## Begin
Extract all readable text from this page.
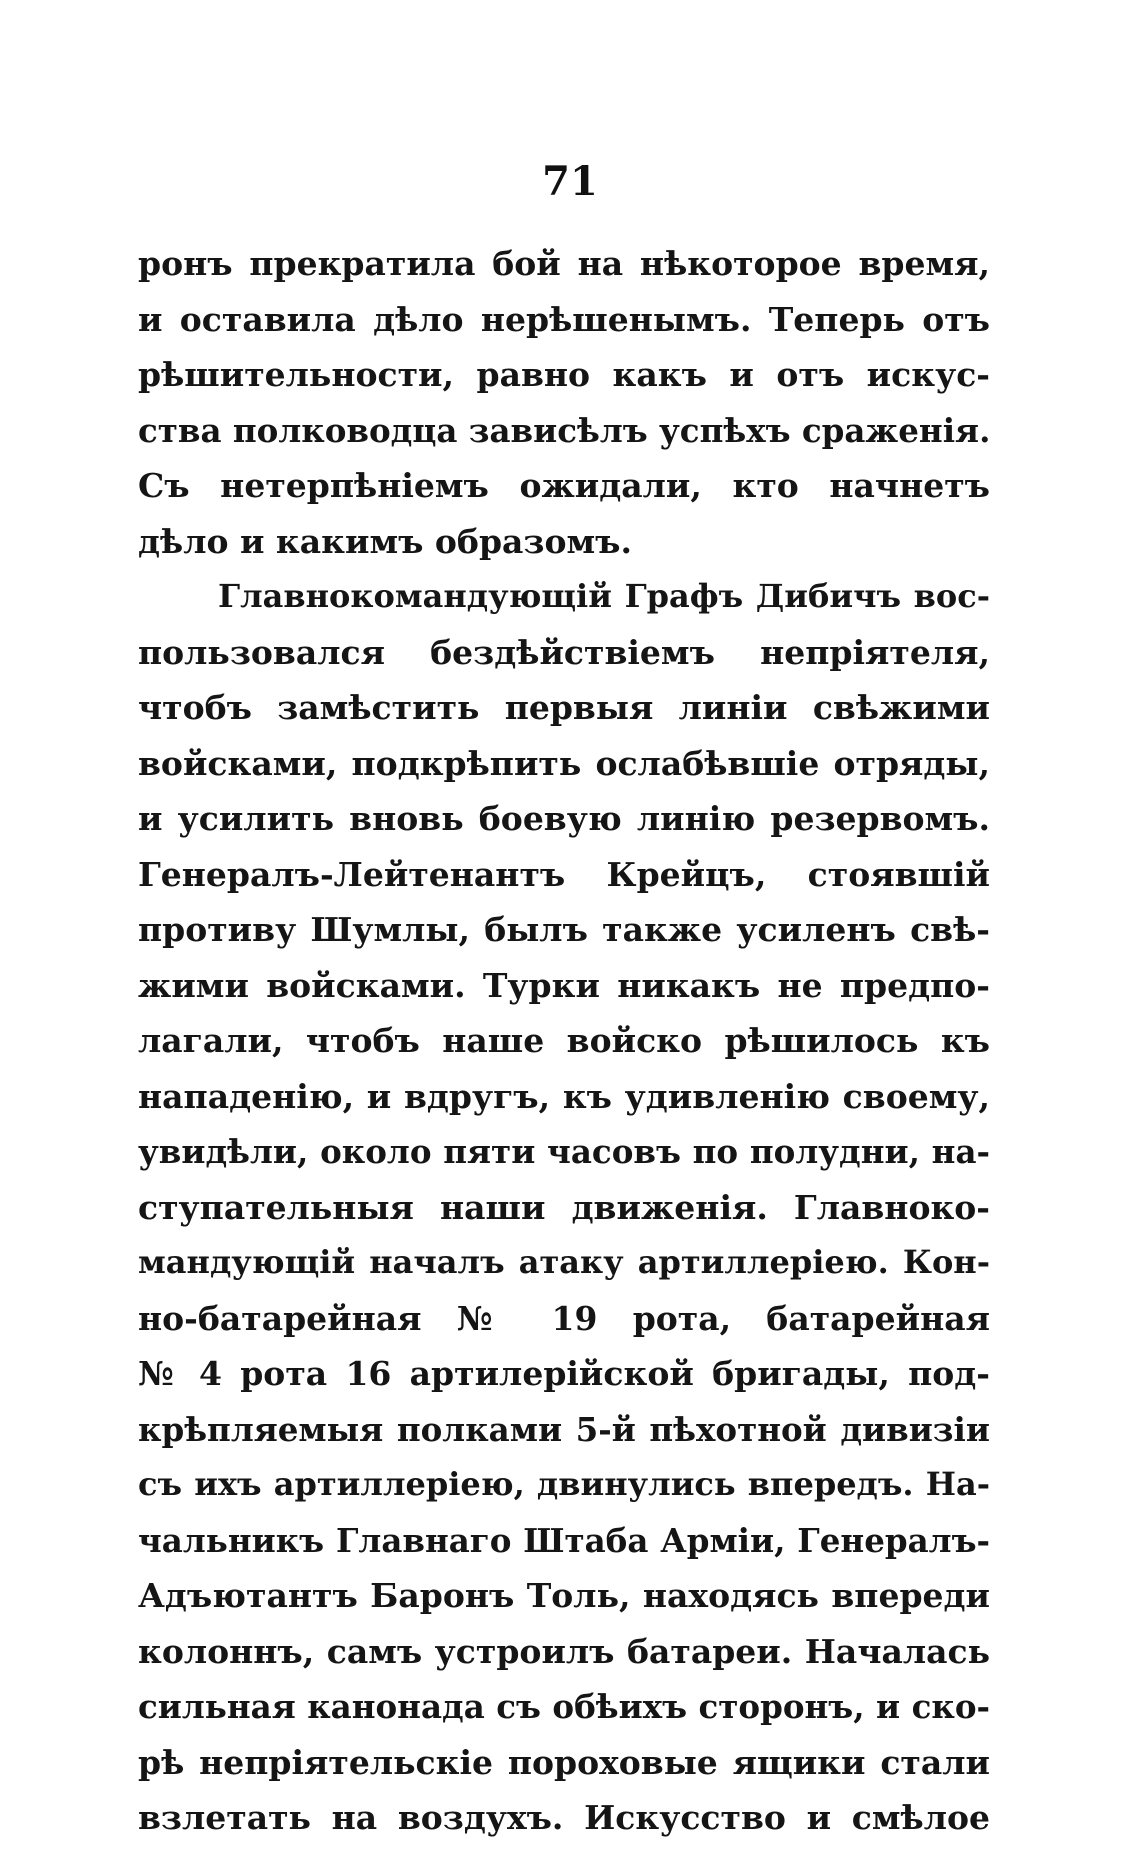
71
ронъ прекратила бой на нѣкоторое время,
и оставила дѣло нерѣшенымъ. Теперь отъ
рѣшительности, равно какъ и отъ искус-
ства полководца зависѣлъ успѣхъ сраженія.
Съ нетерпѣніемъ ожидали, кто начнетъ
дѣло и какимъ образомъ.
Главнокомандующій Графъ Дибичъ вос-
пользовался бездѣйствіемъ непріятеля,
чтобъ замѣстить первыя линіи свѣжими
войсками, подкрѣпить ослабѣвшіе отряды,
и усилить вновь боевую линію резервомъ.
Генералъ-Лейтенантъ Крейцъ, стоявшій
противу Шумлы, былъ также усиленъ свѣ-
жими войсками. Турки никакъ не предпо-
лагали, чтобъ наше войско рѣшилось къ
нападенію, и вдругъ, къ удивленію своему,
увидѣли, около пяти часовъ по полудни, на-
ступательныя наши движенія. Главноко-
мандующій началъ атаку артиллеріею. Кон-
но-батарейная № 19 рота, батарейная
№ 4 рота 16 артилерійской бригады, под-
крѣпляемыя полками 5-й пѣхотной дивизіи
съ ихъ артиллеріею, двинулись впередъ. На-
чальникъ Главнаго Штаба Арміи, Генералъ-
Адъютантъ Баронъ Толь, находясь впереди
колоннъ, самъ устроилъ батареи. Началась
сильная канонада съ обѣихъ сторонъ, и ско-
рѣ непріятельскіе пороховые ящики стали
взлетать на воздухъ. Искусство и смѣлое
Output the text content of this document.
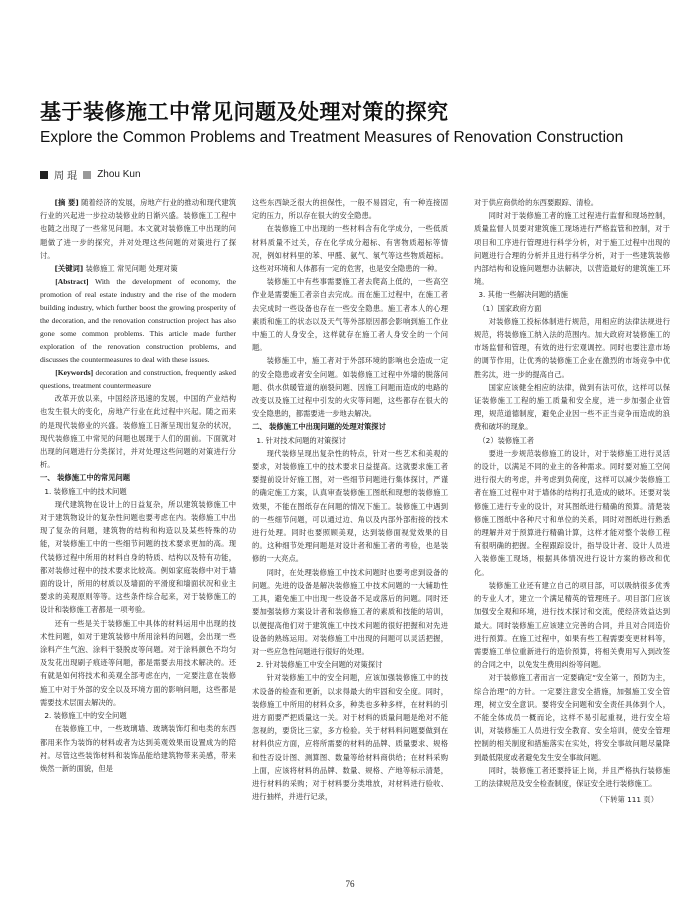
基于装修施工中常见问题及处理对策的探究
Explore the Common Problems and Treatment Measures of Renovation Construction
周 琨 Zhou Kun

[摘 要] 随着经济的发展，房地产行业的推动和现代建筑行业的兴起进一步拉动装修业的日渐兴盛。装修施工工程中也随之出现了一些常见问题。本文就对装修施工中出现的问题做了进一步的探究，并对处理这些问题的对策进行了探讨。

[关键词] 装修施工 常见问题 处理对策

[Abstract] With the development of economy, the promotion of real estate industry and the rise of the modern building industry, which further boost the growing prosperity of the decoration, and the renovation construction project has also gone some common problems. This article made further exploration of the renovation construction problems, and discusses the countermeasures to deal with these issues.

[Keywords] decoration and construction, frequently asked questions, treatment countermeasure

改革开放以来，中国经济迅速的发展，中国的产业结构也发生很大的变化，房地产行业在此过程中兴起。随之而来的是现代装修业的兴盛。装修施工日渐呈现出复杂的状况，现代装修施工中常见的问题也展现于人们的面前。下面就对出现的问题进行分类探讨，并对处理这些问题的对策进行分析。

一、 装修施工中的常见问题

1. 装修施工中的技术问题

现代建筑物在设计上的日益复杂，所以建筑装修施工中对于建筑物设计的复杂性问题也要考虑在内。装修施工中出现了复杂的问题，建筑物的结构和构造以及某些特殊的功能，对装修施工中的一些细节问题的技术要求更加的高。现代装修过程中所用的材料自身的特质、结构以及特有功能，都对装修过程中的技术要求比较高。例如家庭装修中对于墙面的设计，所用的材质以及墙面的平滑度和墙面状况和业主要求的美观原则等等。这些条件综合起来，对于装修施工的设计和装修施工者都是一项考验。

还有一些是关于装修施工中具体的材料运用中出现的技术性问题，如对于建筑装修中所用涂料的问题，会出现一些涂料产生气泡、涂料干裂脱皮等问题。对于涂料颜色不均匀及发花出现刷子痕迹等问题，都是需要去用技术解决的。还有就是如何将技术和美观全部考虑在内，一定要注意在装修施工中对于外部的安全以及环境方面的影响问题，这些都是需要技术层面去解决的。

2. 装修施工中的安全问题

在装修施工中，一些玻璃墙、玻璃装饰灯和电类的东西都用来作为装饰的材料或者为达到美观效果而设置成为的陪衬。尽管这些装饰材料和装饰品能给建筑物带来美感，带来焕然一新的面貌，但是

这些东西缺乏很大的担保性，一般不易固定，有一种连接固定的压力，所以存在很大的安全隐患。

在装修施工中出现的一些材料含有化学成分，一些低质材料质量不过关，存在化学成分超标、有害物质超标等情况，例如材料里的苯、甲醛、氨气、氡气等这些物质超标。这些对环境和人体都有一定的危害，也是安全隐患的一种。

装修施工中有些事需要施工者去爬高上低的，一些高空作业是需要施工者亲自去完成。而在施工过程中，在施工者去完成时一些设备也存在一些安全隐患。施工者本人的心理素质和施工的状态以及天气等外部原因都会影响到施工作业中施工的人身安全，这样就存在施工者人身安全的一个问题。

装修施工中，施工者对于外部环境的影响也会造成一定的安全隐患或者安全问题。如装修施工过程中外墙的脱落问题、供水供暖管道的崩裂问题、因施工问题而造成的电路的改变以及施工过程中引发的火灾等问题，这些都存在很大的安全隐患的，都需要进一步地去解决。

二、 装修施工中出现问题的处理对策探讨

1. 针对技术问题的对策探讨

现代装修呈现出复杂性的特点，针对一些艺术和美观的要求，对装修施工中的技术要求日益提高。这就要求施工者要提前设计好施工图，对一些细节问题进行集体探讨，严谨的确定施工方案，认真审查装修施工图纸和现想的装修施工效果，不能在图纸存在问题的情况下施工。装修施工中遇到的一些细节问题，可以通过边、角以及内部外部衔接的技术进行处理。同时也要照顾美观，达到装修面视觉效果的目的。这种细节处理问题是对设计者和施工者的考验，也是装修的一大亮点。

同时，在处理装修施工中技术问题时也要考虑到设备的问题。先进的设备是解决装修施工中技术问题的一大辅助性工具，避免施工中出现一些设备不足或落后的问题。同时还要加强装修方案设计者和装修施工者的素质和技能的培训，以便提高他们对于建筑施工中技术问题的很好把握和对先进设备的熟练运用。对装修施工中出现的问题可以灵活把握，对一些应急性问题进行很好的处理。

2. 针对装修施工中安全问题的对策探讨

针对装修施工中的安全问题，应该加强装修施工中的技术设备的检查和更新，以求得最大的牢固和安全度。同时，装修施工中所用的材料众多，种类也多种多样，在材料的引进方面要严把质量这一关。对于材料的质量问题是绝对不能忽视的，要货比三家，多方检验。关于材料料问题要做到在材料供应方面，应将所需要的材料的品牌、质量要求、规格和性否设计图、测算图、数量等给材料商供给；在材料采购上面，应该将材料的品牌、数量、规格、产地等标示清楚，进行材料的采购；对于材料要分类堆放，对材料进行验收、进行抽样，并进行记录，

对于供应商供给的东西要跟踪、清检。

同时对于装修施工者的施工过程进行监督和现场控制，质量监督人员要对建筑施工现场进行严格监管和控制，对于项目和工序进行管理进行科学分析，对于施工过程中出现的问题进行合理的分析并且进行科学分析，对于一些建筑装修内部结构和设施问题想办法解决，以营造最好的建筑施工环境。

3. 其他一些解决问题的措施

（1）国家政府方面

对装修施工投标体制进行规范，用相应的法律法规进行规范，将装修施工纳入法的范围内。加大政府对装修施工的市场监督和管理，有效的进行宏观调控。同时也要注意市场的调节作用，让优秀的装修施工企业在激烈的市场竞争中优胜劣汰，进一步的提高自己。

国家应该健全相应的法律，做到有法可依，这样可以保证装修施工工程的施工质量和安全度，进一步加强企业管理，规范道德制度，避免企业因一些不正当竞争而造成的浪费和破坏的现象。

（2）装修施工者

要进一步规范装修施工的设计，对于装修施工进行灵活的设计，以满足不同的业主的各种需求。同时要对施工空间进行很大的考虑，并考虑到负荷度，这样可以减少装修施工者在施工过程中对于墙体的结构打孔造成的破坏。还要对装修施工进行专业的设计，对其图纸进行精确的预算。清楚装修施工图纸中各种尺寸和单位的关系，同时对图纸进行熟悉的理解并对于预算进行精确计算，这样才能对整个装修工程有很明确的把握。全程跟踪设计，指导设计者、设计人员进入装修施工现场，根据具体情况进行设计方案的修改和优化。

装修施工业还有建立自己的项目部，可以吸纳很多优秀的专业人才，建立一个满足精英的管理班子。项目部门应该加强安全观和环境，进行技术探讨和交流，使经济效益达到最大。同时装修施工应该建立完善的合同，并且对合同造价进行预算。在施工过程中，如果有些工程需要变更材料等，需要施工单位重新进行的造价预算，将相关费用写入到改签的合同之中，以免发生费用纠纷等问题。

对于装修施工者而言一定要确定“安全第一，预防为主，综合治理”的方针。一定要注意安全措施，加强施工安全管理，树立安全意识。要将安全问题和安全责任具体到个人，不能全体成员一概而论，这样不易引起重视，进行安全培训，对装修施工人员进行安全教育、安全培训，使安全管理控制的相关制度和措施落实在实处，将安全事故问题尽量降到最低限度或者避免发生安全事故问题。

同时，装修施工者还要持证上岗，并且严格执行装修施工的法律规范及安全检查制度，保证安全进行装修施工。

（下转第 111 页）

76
## End
* Task objective: Read through the entries and copy every line that includes "decoration".

* Answer to this task:
[Abstract] With the development of economy, the promotion of real estate industry and the rise of the modern building industry, which further boost the growing prosperity of the decoration, and the renovation construction project has also gone some common problems. This article made further exploration of the renovation construction problems, and discusses the countermeasures to deal with these issues.
[Keywords] decoration and construction, frequently asked questions, treatment countermeasure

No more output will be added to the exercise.